### Task instructions
Count the lines in the records beneath this task that contain the string "Pibb", then give the count by itself.

------ Source data ------

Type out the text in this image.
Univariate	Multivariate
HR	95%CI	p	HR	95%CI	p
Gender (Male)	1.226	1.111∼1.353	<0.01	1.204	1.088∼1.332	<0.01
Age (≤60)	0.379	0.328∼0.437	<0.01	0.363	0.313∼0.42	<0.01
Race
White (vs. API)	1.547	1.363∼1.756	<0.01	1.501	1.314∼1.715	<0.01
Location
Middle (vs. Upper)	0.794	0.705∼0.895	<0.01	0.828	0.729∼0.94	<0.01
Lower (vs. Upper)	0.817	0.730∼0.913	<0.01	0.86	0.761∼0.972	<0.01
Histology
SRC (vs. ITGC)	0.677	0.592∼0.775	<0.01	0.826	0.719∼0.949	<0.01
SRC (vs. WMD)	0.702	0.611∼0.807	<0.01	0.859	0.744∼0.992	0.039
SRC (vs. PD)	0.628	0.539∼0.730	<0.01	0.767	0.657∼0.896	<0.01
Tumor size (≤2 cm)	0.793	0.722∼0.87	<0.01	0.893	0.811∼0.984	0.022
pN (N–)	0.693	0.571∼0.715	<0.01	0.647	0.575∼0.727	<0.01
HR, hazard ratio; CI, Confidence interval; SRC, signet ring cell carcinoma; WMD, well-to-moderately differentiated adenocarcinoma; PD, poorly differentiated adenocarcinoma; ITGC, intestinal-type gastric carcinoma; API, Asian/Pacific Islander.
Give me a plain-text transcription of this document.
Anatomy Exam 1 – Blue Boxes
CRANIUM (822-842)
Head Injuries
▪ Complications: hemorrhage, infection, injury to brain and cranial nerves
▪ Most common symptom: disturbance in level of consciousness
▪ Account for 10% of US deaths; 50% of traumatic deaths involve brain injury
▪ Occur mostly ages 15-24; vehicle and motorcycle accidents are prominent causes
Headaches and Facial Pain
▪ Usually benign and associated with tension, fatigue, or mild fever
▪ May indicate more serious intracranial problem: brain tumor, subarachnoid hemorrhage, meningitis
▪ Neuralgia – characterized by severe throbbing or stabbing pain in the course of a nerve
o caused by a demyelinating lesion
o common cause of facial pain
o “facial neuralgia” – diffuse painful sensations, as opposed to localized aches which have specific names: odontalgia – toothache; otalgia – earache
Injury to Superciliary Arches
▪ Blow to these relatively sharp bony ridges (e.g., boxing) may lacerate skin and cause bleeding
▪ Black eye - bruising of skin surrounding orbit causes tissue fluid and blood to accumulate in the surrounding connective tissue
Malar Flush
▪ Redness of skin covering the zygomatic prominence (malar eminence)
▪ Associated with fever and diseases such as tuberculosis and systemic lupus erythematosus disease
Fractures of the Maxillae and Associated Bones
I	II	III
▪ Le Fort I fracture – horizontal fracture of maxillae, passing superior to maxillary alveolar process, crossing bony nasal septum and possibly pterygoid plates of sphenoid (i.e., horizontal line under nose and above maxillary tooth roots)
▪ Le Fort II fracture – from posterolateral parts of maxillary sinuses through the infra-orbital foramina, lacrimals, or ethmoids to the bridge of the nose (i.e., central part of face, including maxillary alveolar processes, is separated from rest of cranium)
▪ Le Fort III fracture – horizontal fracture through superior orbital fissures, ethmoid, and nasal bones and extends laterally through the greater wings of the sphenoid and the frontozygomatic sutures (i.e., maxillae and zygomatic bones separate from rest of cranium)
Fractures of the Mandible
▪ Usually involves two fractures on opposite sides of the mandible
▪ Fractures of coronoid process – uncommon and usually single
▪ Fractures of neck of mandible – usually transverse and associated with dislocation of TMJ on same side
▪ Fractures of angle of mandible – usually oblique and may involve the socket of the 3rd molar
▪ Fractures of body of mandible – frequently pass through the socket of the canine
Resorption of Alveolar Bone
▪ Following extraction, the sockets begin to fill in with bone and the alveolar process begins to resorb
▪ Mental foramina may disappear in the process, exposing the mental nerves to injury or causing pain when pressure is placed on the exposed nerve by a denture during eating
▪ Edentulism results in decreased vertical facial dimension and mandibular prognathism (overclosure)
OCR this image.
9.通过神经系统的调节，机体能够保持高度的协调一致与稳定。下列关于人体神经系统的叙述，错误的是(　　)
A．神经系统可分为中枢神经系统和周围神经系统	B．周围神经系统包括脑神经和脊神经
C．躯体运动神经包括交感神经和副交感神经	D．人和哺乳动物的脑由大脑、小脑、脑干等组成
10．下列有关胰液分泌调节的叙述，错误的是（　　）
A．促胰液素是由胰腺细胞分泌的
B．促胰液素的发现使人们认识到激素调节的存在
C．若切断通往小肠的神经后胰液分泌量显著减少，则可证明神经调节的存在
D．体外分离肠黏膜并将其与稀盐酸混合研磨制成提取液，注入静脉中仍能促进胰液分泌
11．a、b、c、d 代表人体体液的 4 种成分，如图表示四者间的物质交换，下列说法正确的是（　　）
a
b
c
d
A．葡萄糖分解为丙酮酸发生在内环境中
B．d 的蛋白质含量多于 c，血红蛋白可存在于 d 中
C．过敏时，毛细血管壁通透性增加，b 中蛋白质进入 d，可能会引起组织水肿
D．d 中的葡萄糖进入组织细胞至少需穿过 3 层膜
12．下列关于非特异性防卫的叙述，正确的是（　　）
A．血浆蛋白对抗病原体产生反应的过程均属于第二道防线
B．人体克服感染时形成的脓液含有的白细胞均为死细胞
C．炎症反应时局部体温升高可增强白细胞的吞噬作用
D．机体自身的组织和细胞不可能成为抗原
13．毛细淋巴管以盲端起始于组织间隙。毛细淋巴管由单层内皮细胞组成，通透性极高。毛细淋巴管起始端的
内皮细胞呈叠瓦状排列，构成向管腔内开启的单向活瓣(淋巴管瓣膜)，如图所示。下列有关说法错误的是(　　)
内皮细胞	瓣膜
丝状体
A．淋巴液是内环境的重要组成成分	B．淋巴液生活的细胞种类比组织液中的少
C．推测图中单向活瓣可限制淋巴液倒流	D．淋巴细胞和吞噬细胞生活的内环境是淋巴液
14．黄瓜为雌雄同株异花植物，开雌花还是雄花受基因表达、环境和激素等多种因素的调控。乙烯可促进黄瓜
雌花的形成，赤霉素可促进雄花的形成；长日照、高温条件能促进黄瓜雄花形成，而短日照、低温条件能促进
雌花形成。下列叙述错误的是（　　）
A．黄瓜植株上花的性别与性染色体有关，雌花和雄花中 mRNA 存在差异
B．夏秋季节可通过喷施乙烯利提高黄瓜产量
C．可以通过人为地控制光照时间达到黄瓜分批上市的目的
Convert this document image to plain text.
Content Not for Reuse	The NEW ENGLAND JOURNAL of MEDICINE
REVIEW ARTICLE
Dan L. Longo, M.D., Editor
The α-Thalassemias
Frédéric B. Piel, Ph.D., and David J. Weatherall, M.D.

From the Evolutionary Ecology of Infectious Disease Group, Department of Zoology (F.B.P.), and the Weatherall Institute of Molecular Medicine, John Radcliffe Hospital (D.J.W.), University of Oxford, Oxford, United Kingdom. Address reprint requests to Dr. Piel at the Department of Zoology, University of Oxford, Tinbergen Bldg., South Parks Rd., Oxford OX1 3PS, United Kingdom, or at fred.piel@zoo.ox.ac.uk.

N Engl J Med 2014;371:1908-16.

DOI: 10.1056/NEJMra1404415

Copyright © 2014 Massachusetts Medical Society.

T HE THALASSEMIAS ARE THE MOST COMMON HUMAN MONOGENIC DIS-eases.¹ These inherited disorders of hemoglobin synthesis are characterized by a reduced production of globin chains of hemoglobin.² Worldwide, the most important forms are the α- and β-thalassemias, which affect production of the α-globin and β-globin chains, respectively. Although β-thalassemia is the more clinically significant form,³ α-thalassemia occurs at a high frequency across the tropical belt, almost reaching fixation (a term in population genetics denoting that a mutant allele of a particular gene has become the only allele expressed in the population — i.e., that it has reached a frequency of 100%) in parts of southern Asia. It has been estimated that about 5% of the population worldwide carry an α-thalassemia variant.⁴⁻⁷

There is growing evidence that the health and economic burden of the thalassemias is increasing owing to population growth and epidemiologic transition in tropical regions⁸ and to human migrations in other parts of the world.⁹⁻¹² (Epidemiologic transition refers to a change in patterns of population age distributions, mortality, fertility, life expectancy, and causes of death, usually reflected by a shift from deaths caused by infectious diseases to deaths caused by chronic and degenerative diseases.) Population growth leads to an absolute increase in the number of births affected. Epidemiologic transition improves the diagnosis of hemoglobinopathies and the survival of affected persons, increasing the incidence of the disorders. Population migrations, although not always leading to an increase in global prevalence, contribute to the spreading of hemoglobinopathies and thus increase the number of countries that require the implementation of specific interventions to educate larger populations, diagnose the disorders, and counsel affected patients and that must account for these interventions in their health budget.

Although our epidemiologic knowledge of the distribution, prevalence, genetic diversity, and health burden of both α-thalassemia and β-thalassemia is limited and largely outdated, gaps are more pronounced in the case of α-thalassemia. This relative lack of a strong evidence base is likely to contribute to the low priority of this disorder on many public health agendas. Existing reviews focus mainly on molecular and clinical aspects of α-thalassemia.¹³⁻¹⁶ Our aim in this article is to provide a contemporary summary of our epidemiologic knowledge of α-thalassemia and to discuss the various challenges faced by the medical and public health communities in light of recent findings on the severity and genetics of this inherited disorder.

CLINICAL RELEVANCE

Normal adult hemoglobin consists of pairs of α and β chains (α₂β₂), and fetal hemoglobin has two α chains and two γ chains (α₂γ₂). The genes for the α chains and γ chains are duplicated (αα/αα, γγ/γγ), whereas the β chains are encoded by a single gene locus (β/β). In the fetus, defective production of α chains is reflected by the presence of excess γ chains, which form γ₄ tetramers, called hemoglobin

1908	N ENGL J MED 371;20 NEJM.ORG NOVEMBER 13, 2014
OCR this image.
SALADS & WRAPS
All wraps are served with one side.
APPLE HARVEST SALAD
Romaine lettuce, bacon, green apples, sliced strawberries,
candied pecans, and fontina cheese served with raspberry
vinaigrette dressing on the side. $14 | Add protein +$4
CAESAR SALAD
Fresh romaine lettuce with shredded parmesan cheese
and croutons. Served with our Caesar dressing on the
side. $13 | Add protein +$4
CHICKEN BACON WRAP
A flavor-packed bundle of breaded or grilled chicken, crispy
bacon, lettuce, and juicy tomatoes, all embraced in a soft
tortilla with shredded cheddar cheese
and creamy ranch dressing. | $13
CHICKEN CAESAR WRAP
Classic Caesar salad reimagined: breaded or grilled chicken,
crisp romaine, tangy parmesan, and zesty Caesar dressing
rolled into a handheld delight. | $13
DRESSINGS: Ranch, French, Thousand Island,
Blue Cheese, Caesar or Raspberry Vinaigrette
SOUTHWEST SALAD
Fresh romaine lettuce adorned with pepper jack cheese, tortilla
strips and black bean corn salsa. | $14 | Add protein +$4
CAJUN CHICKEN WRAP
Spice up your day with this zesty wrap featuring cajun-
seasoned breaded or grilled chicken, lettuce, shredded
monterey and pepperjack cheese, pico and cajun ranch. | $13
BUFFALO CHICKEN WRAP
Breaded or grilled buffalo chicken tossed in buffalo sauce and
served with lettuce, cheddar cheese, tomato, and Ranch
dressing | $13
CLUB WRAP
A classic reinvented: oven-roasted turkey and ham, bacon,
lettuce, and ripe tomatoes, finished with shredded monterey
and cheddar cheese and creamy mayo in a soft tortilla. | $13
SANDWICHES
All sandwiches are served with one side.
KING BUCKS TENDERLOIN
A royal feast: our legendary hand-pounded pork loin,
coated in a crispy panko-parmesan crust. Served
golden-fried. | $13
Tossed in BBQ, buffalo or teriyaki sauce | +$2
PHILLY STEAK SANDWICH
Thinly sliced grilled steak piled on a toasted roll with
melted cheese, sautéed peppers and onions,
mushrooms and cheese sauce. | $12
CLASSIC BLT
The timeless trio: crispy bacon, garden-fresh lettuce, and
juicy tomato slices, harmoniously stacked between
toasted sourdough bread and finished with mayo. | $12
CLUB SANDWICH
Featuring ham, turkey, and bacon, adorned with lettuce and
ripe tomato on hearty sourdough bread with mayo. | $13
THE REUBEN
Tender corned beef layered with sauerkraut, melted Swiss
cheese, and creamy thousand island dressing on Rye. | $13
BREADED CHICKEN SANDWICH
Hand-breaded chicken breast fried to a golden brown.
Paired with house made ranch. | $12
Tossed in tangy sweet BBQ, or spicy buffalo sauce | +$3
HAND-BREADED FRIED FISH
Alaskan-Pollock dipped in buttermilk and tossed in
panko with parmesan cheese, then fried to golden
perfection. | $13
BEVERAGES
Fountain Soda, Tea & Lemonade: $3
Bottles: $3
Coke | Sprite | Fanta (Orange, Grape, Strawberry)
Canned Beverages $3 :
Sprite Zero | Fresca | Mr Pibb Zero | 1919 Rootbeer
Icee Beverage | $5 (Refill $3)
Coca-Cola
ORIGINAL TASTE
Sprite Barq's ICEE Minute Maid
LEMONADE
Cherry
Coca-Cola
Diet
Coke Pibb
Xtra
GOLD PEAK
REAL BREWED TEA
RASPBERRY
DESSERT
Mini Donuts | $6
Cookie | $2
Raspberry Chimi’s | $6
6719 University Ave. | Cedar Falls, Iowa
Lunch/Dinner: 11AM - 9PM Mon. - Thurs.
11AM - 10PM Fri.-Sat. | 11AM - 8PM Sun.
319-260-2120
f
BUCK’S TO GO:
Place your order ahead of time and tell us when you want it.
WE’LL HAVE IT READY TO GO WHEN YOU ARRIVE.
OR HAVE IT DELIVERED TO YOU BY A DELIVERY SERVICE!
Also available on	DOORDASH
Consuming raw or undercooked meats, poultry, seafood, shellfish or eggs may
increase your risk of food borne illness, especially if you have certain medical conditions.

------

### Exercise solution
2